+++ Dataset records

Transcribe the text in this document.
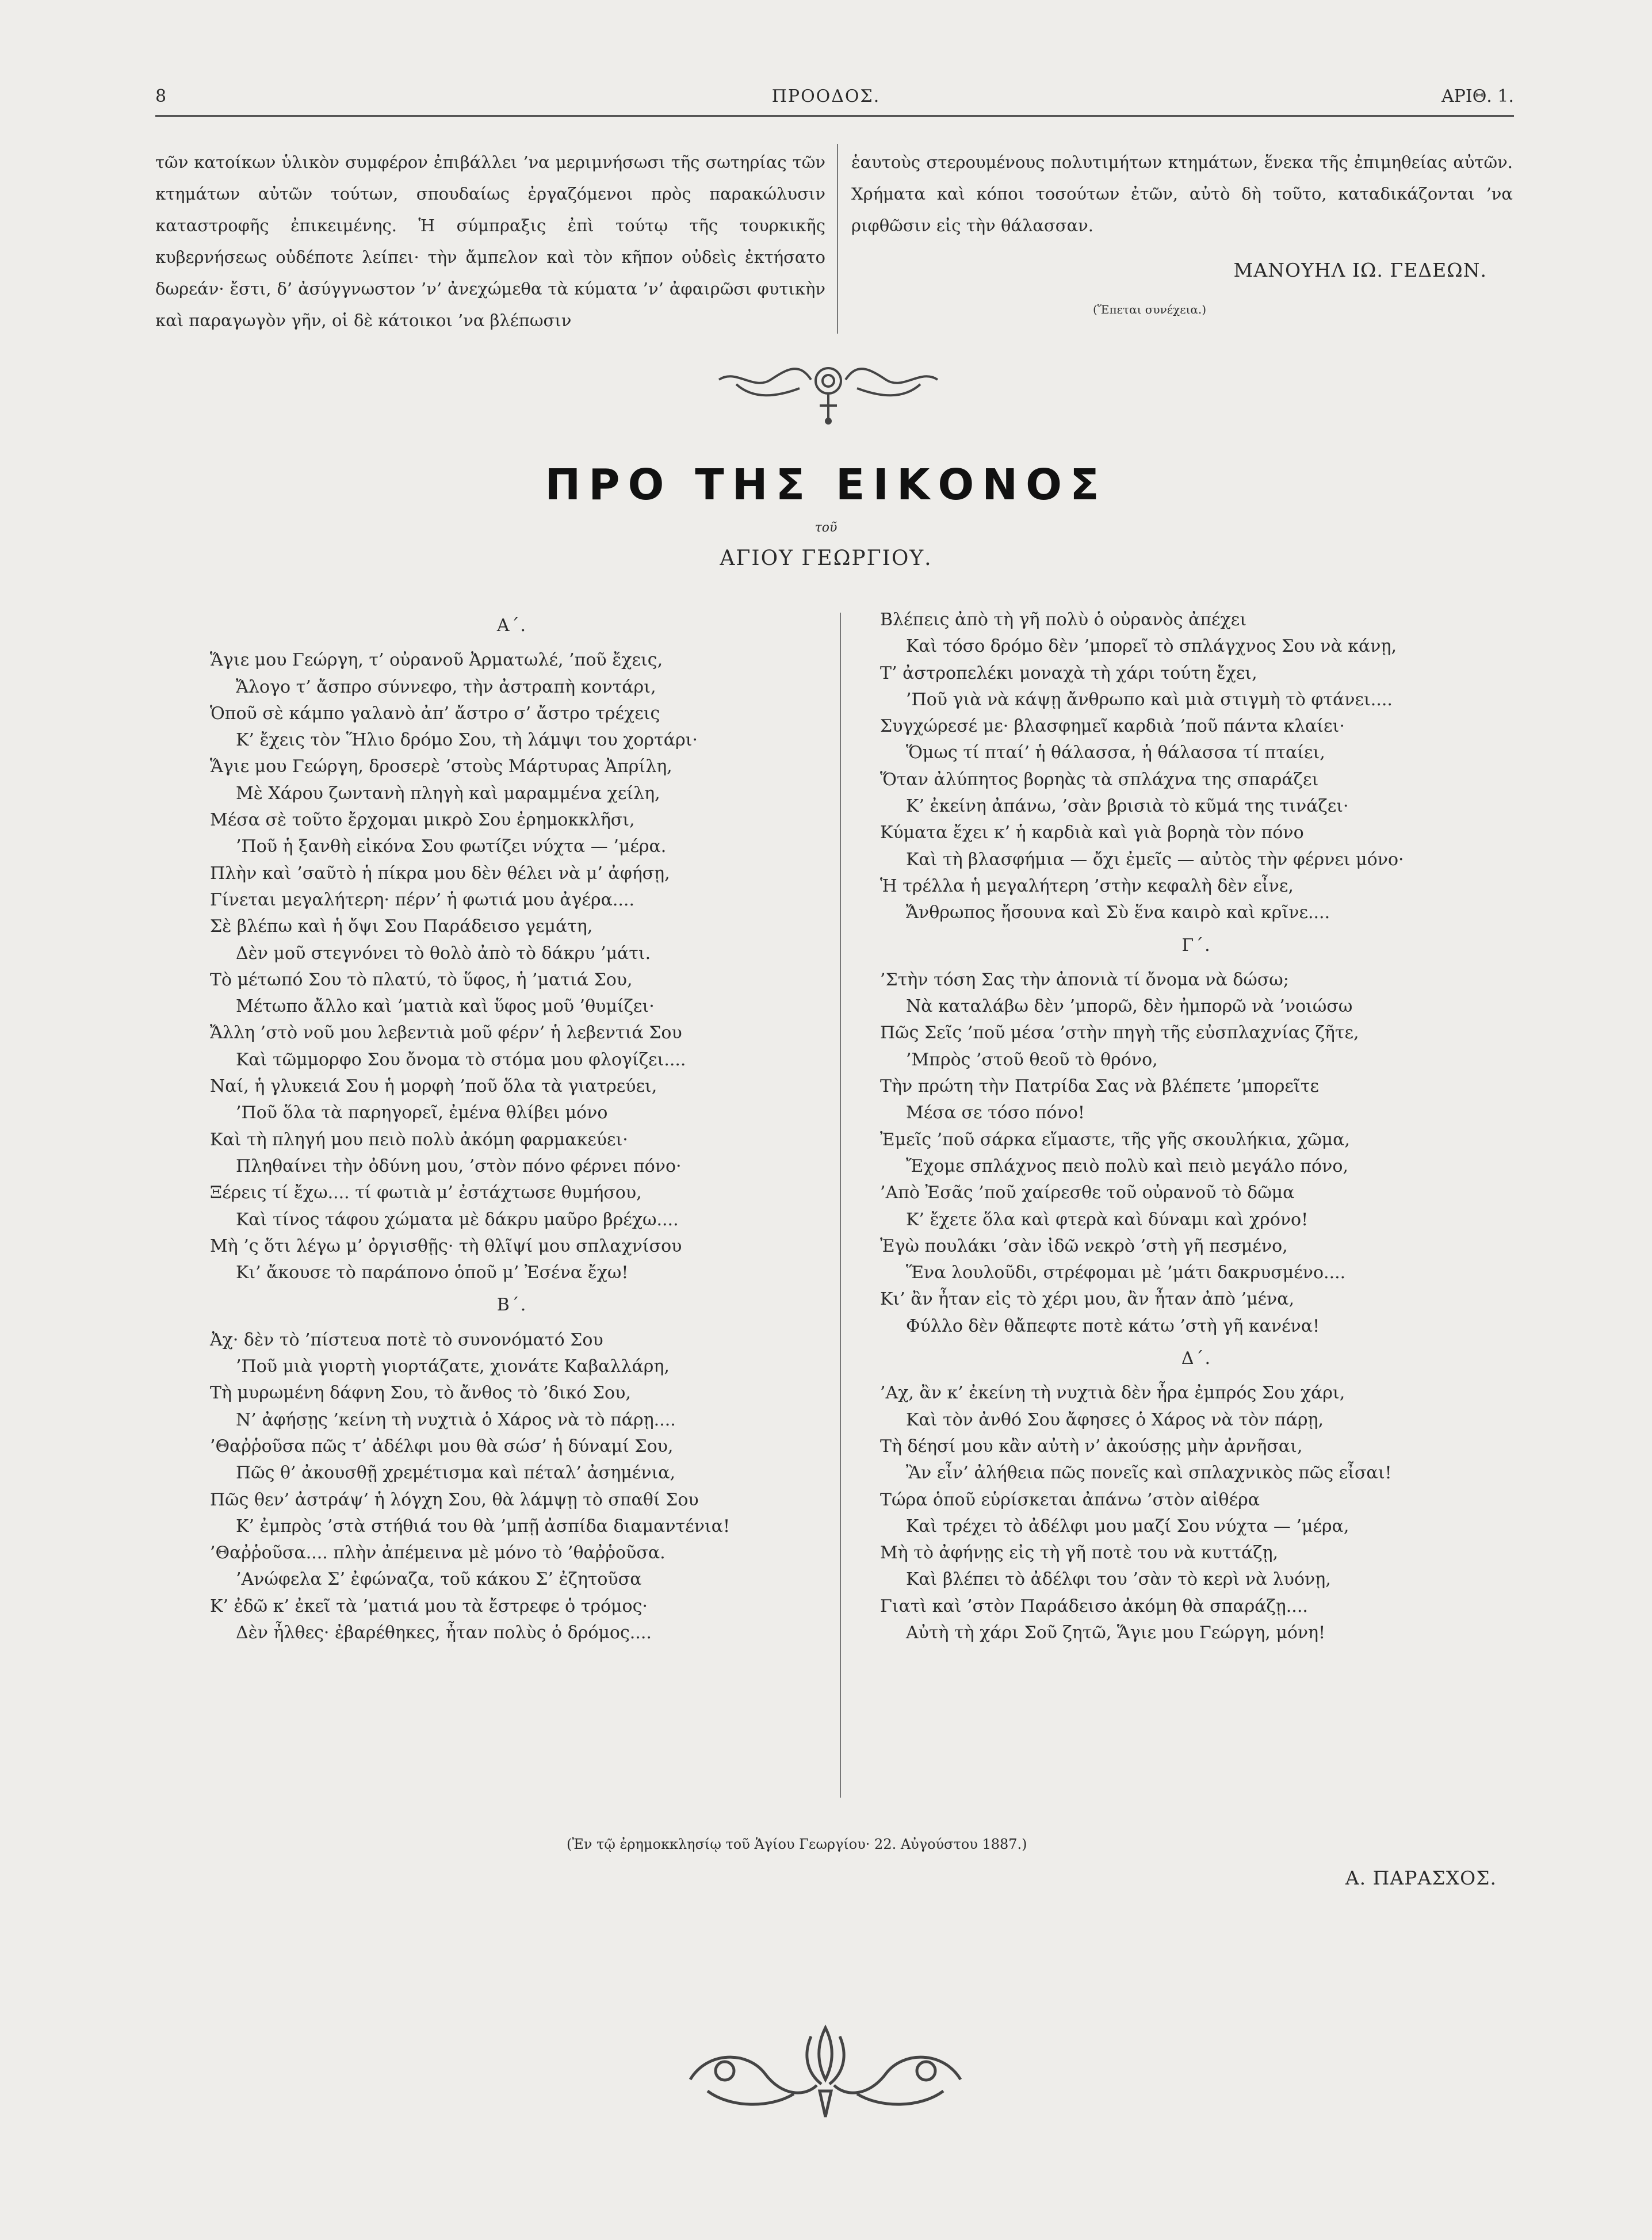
8	ΠΡΟΟΔΟΣ.	ΑΡΙΘ. 1.
τῶν κατοίκων ὑλικὸν συμφέρον ἐπιβάλλει ’να μεριμνήσωσι τῆς σωτηρίας τῶν κτημάτων αὐτῶν τούτων, σπουδαίως ἐργαζόμενοι πρὸς παρακώλυσιν καταστροφῆς ἐπικειμένης. Ἡ σύμπραξις ἐπὶ τούτῳ τῆς τουρκικῆς κυβερνήσεως οὐδέποτε λείπει· τὴν ἄμπελον καὶ τὸν κῆπον οὐδεὶς ἐκτήσατο δωρεάν· ἔστι, δ’ ἀσύγγνωστον ’ν’ ἀνεχώμεθα τὰ κύματα ’ν’ ἀφαιρῶσι φυτικὴν καὶ παραγωγὸν γῆν, οἱ δὲ κάτοικοι ’να βλέπωσιν
ἑαυτοὺς στερουμένους πολυτιμήτων κτημάτων, ἕνεκα τῆς ἐπιμηθείας αὐτῶν. Χρήματα καὶ κόποι τοσούτων ἐτῶν, αὐτὸ δὴ τοῦτο, καταδικάζονται ’να ριφθῶσιν εἰς τὴν θάλασσαν.
ΜΑΝΟΥΗΛ ΙΩ. ΓΕΔΕΩΝ.
(Ἕπεται συνέχεια.)
ΠΡΟ ΤΗΣ ΕΙΚΟΝΟΣ
τοῦ
ΑΓΙΟΥ ΓΕΩΡΓΙΟΥ.
Α΄.
Ἅγιε μου Γεώργη, τ’ οὐρανοῦ Ἀρματωλέ, ’ποῦ ἔχεις,
Ἄλογο τ’ ἄσπρο σύννεφο, τὴν ἀστραπὴ κοντάρι,
Ὁποῦ σὲ κάμπο γαλανὸ ἀπ’ ἄστρο σ’ ἄστρο τρέχεις
Κ’ ἔχεις τὸν Ἥλιο δρόμο Σου, τὴ λάμψι του χορτάρι·
Ἅγιε μου Γεώργη, δροσερὲ ’στοὺς Μάρτυρας Ἀπρίλη,
Μὲ Χάρου ζωντανὴ πληγὴ καὶ μαραμμένα χείλη,
Μέσα σὲ τοῦτο ἔρχομαι μικρὸ Σου ἐρημοκκλῆσι,
’Ποῦ ἡ ξανθὴ εἰκόνα Σου φωτίζει νύχτα — ’μέρα.
Πλὴν καὶ ’σαῦτὸ ἡ πίκρα μου δὲν θέλει νὰ μ’ ἀφήσῃ,
Γίνεται μεγαλήτερη· πέρν’ ἡ φωτιά μου ἀγέρα....
Σὲ βλέπω καὶ ἡ ὄψι Σου Παράδεισο γεμάτη,
Δὲν μοῦ στεγνόνει τὸ θολὸ ἀπὸ τὸ δάκρυ ’μάτι.
Τὸ μέτωπό Σου τὸ πλατύ, τὸ ὕφος, ἡ ’ματιά Σου,
Μέτωπο ἄλλο καὶ ’ματιὰ καὶ ὕφος μοῦ ’θυμίζει·
Ἄλλη ’στὸ νοῦ μου λεβεντιὰ μοῦ φέρν’ ἡ λεβεντιά Σου
Καὶ τῶμμορφο Σου ὄνομα τὸ στόμα μου φλογίζει....
Ναί, ἡ γλυκειά Σου ἡ μορφὴ ’ποῦ ὅλα τὰ γιατρεύει,
’Ποῦ ὅλα τὰ παρηγορεῖ, ἐμένα θλίβει μόνο
Καὶ τὴ πληγή μου πειὸ πολὺ ἀκόμη φαρμακεύει·
Πληθαίνει τὴν ὀδύνη μου, ’στὸν πόνο φέρνει πόνο·
Ξέρεις τί ἔχω.... τί φωτιὰ μ’ ἐστάχτωσε θυμήσου,
Καὶ τίνος τάφου χώματα μὲ δάκρυ μαῦρο βρέχω....
Μὴ ’ς ὅτι λέγω μ’ ὀργισθῇς· τὴ θλῖψί μου σπλαχνίσου
Κι’ ἄκουσε τὸ παράπονο ὁποῦ μ’ Ἐσένα ἔχω!
Β΄.
Ἀχ· δὲν τὸ ’πίστευα ποτὲ τὸ συνονόματό Σου
’Ποῦ μιὰ γιορτὴ γιορτάζατε, χιονάτε Καβαλλάρη,
Τὴ μυρωμένη δάφνη Σου, τὸ ἄνθος τὸ ’δικό Σου,
Ν’ ἀφήσῃς ’κείνη τὴ νυχτιὰ ὁ Χάρος νὰ τὸ πάρῃ....
’Θαῤῥοῦσα πῶς τ’ ἀδέλφι μου θὰ σώσ’ ἡ δύναμί Σου,
Πῶς θ’ ἀκουσθῇ χρεμέτισμα καὶ πέταλ’ ἀσημένια,
Πῶς θεν’ ἀστράψ’ ἡ λόγχη Σου, θὰ λάμψῃ τὸ σπαθί Σου
Κ’ ἐμπρὸς ’στὰ στήθιά του θὰ ’μπῇ ἀσπίδα διαμαντένια!
’Θαῤῥοῦσα.... πλὴν ἀπέμεινα μὲ μόνο τὸ ’θαῤῥοῦσα.
’Ανώφελα Σ’ ἐφώναζα, τοῦ κάκου Σ’ ἐζητοῦσα
Κ’ ἐδῶ κ’ ἐκεῖ τὰ ’ματιά μου τὰ ἔστρεφε ὁ τρόμος·
Δὲν ἦλθες· ἐβαρέθηκες, ἦταν πολὺς ὁ δρόμος....
Βλέπεις ἀπὸ τὴ γῆ πολὺ ὁ οὐρανὸς ἀπέχει
Καὶ τόσο δρόμο δὲν ’μπορεῖ τὸ σπλάγχνος Σου νὰ κάνῃ,
Τ’ ἀστροπελέκι μοναχὰ τὴ χάρι τούτη ἔχει,
’Ποῦ γιὰ νὰ κάψῃ ἄνθρωπο καὶ μιὰ στιγμὴ τὸ φτάνει....
Συγχώρεσέ με· βλασφημεῖ καρδιὰ ’ποῦ πάντα κλαίει·
Ὅμως τί πταί’ ἡ θάλασσα, ἡ θάλασσα τί πταίει,
Ὅταν ἀλύπητος βορηὰς τὰ σπλάχνα της σπαράζει
Κ’ ἐκείνη ἀπάνω, ’σὰν βρισιὰ τὸ κῦμά της τινάζει·
Κύματα ἔχει κ’ ἡ καρδιὰ καὶ γιὰ βορηὰ τὸν πόνο
Καὶ τὴ βλασφήμια — ὄχι ἐμεῖς — αὐτὸς τὴν φέρνει μόνο·
Ἡ τρέλλα ἡ μεγαλήτερη ’στὴν κεφαλὴ δὲν εἶνε,
Ἄνθρωπος ἤσουνα καὶ Σὺ ἕνα καιρὸ καὶ κρῖνε....
Γ΄.
’Στὴν τόση Σας τὴν ἀπονιὰ τί ὄνομα νὰ δώσω;
Νὰ καταλάβω δὲν ’μπορῶ, δὲν ἠμπορῶ νὰ ’νοιώσω
Πῶς Σεῖς ’ποῦ μέσα ’στὴν πηγὴ τῆς εὐσπλαχνίας ζῆτε,
’Μπρὸς ’στοῦ θεοῦ τὸ θρόνο,
Τὴν πρώτη τὴν Πατρίδα Σας νὰ βλέπετε ’μπορεῖτε
Μέσα σε τόσο πόνο!
Ἐμεῖς ’ποῦ σάρκα εἴμαστε, τῆς γῆς σκουλήκια, χῶμα,
Ἔχομε σπλάχνος πειὸ πολὺ καὶ πειὸ μεγάλο πόνο,
’Απὸ Ἐσᾶς ’ποῦ χαίρεσθε τοῦ οὐρανοῦ τὸ δῶμα
Κ’ ἔχετε ὅλα καὶ φτερὰ καὶ δύναμι καὶ χρόνο!
Ἐγὼ πουλάκι ’σὰν ἰδῶ νεκρὸ ’στὴ γῆ πεσμένο,
Ἕνα λουλοῦδι, στρέφομαι μὲ ’μάτι δακρυσμένο....
Κι’ ἂν ἦταν εἰς τὸ χέρι μου, ἂν ἦταν ἀπὸ ’μένα,
Φύλλο δὲν θἄπεφτε ποτὲ κάτω ’στὴ γῆ κανένα!
Δ΄.
’Αχ, ἂν κ’ ἐκείνη τὴ νυχτιὰ δὲν ἦρα ἐμπρός Σου χάρι,
Καὶ τὸν ἀνθό Σου ἄφησες ὁ Χάρος νὰ τὸν πάρῃ,
Τὴ δέησί μου κἂν αὐτὴ ν’ ἀκούσῃς μὴν ἀρνῆσαι,
Ἂν εἶν’ ἀλήθεια πῶς πονεῖς καὶ σπλαχνικὸς πῶς εἶσαι!
Τώρα ὁποῦ εὑρίσκεται ἀπάνω ’στὸν αἰθέρα
Καὶ τρέχει τὸ ἀδέλφι μου μαζί Σου νύχτα — ’μέρα,
Μὴ τὸ ἀφήνῃς εἰς τὴ γῆ ποτὲ του νὰ κυττάζῃ,
Καὶ βλέπει τὸ ἀδέλφι του ’σὰν τὸ κερὶ νὰ λυόνῃ,
Γιατὶ καὶ ’στὸν Παράδεισο ἀκόμη θὰ σπαράζῃ....
Αὐτὴ τὴ χάρι Σοῦ ζητῶ, Ἅγιε μου Γεώργη, μόνη!
(Ἐν τῷ ἐρημοκκλησίῳ τοῦ Ἁγίου Γεωργίου· 22. Αὐγούστου 1887.)
Α. ΠΑΡΑΣΧΟΣ.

++++++

**Exercise brief:**
Copy each line of the listing that contains the string "Χάρος".

**Reply:**
Ν’ ἀφήσῃς ’κείνη τὴ νυχτιὰ ὁ Χάρος νὰ τὸ πάρῃ....
Καὶ τὸν ἀνθό Σου ἄφησες ὁ Χάρος νὰ τὸν πάρῃ,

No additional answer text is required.